◆ PROMPT
Report every line from the material that contains the word "CRYPTOCAP".

··· DATA LINES

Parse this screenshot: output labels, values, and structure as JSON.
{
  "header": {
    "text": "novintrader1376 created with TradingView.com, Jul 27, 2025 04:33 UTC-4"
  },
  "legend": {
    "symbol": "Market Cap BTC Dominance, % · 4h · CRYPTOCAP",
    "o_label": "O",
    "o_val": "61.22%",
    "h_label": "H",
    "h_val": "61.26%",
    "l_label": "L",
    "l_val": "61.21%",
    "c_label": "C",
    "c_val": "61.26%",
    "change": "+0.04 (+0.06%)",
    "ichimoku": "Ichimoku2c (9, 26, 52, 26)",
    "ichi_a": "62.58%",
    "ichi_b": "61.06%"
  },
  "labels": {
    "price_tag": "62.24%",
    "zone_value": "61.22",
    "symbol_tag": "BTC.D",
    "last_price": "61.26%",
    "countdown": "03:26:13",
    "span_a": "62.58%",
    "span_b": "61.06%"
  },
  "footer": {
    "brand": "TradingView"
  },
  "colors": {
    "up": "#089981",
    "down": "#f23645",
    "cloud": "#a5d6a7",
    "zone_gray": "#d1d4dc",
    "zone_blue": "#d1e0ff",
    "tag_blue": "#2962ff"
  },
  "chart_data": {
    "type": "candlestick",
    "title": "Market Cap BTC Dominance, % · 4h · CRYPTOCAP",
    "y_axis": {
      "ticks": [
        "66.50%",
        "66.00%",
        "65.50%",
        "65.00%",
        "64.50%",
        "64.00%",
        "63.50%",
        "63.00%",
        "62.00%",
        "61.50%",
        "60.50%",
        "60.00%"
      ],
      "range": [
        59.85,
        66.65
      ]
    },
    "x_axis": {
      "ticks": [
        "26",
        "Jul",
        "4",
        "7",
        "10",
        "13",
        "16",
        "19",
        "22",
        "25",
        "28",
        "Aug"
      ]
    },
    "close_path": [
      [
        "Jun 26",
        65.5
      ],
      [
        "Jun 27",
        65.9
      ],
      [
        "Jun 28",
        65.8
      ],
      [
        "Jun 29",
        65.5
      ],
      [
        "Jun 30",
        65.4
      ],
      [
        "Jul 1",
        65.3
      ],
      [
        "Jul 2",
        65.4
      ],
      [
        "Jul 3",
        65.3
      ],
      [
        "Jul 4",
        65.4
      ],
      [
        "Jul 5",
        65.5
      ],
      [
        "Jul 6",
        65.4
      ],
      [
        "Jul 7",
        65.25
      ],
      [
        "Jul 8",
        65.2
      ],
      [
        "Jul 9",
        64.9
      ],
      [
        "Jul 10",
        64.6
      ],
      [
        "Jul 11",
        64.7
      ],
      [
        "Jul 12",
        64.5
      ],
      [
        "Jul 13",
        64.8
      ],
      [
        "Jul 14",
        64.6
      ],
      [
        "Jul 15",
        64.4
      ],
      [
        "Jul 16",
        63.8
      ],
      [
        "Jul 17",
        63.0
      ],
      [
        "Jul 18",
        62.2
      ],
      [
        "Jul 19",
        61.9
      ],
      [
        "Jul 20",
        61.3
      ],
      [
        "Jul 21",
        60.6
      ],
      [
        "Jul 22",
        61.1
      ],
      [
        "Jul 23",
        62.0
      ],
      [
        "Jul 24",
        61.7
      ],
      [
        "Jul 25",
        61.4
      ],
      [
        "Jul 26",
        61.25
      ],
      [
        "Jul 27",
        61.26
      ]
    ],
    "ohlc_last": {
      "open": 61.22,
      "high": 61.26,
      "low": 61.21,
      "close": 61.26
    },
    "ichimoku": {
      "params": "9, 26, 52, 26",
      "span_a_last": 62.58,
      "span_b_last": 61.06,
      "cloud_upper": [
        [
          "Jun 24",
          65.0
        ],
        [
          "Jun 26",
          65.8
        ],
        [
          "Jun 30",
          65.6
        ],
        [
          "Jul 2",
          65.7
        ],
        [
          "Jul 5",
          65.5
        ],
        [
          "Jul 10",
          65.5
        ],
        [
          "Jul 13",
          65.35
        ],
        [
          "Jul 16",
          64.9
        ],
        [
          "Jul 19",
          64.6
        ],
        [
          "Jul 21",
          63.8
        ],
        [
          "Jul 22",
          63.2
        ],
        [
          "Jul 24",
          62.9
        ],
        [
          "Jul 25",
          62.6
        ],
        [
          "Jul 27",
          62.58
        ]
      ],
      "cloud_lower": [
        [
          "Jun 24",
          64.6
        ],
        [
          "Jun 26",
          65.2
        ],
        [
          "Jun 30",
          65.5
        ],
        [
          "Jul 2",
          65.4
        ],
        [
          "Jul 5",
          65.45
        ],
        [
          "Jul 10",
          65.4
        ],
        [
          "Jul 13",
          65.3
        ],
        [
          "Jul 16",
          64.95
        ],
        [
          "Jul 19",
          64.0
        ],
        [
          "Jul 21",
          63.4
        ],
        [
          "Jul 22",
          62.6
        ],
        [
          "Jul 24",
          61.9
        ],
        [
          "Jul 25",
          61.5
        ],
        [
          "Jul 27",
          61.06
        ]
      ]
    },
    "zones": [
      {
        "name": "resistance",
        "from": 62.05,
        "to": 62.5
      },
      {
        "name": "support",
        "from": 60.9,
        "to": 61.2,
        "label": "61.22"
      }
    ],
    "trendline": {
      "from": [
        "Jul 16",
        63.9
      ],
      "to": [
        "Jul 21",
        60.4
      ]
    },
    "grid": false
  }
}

······

◆ OUTPUT OF THE TASK
    "symbol": "Market Cap BTC Dominance, % · 4h · CRYPTOCAP",
    "title": "Market Cap BTC Dominance, % · 4h · CRYPTOCAP",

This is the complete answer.